#### TO DO
Using the listing below, extract each line that has the word "young" in it.

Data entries
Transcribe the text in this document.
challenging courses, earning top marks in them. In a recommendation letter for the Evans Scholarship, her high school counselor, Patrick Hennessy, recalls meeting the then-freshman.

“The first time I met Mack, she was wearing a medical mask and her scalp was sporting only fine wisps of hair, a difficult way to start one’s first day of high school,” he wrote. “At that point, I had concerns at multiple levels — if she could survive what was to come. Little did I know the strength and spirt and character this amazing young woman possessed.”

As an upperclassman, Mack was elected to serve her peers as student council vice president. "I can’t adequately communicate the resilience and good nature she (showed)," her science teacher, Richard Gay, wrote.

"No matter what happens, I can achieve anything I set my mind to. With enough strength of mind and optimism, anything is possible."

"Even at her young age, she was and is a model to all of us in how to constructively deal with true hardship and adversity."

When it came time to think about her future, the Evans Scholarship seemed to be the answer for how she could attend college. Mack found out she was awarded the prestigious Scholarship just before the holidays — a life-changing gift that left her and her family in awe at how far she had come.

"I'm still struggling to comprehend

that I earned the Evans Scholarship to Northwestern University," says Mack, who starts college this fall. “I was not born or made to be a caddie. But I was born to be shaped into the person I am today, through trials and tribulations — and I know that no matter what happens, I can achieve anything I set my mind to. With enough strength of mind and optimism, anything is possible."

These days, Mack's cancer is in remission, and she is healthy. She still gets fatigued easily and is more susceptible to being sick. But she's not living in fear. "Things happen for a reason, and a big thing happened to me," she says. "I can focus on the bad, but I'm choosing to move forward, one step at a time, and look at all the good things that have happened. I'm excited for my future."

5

#### THE ANSWER
“The first time I met Mack, she was wearing a medical mask and her scalp was sporting only fine wisps of hair, a difficult way to start one’s first day of high school,” he wrote. “At that point, I had concerns at multiple levels — if she could survive what was to come. Little did I know the strength and spirt and character this amazing young woman possessed.”
"Even at her young age, she was and is a model to all of us in how to constructively deal with true hardship and adversity."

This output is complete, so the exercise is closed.